▸ **PROBLEM TO SOLVE**:
Compute the number of lines that include the string "name", then output that number and nothing else.

▸ **MATERIAL PROVIDED**:
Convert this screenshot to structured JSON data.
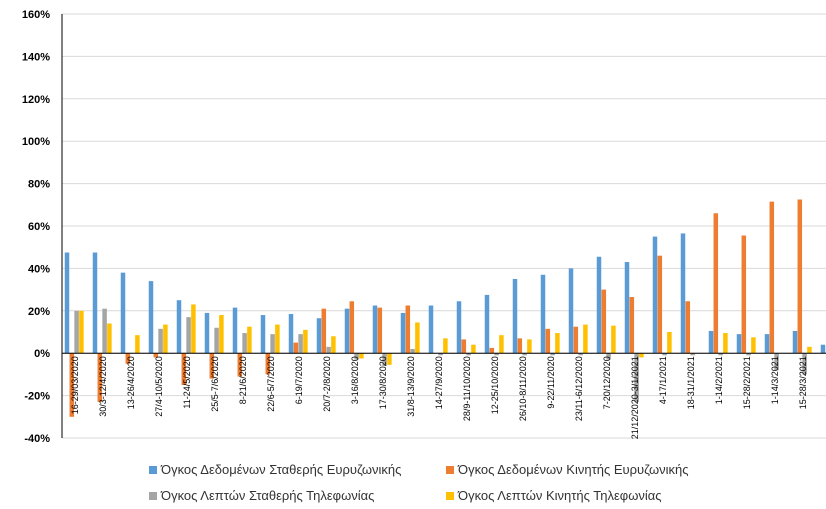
{
  "chart_data": {
    "type": "bar",
    "title": "",
    "xlabel": "",
    "ylabel": "",
    "ylim": [
      -40,
      160
    ],
    "yticks": [
      "-40%",
      "-20%",
      "0%",
      "20%",
      "40%",
      "60%",
      "80%",
      "100%",
      "120%",
      "140%",
      "160%"
    ],
    "ytick_values": [
      -40,
      -20,
      0,
      20,
      40,
      60,
      80,
      100,
      120,
      140,
      160
    ],
    "grid": true,
    "legend_position": "bottom",
    "categories": [
      "16-29/03/2020",
      "30/3-12/4/2020",
      "13-26/4/2020",
      "27/4-10/5/2020",
      "11-24/5/2020",
      "25/5-7/6/2020",
      "8-21/6/2020",
      "22/6-5/7/2020",
      "6-19/7/2020",
      "20/7-2/8/2020",
      "3-16/8/2020",
      "17-30/8/2020",
      "31/8-13/9/2020",
      "14-27/9/2020",
      "28/9-11/10/2020",
      "12-25/10/2020",
      "26/10-8/11/2020",
      "9-22/11/2020",
      "23/11-6/12/2020",
      "7-20/12/2020",
      "21/12/2020-3/1/2021",
      "4-17/1/2021",
      "18-31/1/2021",
      "1-14/2/2021",
      "15-28/2/2021",
      "1-14/3/2021",
      "15-28/3/2021"
    ],
    "series": [
      {
        "name": "Όγκος Δεδομένων Σταθερής Ευρυζωνικής",
        "color": "#5B9BD5",
        "values": [
          47.5,
          47.5,
          38,
          34,
          25,
          19,
          21.5,
          18,
          18.5,
          16.5,
          21,
          22.5,
          19,
          22.5,
          24.5,
          27.5,
          35,
          37,
          40,
          45.5,
          43,
          55,
          56.5,
          10.5,
          9,
          9,
          10.5
        ]
      },
      {
        "name": "Όγκος Δεδομένων Κινητής Ευρυζωνικής",
        "color": "#ED7D31",
        "values": [
          -30,
          -23,
          -5,
          -2,
          -15,
          -12,
          -11,
          -10,
          5,
          21,
          24.5,
          21.5,
          22.5,
          0,
          6.5,
          2.5,
          7,
          11.5,
          12.5,
          30,
          26.5,
          46,
          24.5,
          66,
          55.5,
          71.5,
          72.5
        ]
      },
      {
        "name": "Όγκος Λεπτών Σταθερής Τηλεφωνίας",
        "color": "#A5A5A5",
        "values": [
          20,
          21,
          0,
          11.5,
          17,
          12,
          9.5,
          9,
          9,
          3,
          -3,
          -6,
          2,
          -1,
          -1,
          -1,
          -1,
          -1,
          -1,
          -3,
          -23,
          -1,
          -1,
          -1,
          -1,
          -8,
          -10
        ]
      },
      {
        "name": "Όγκος Λεπτών Κινητής Τηλεφωνίας",
        "color": "#FFC000",
        "values": [
          20,
          14,
          8.5,
          13.5,
          23,
          18,
          12.5,
          13.5,
          11,
          8,
          -2.5,
          -5.5,
          14.5,
          7,
          4,
          8.5,
          6.5,
          9.5,
          13.5,
          13,
          -2,
          10,
          0,
          9.5,
          7.5,
          0,
          3
        ]
      }
    ],
    "extra_bar": {
      "series_index": 0,
      "value": 4
    }
  }
}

▸ **TASK OUTPUT**:
4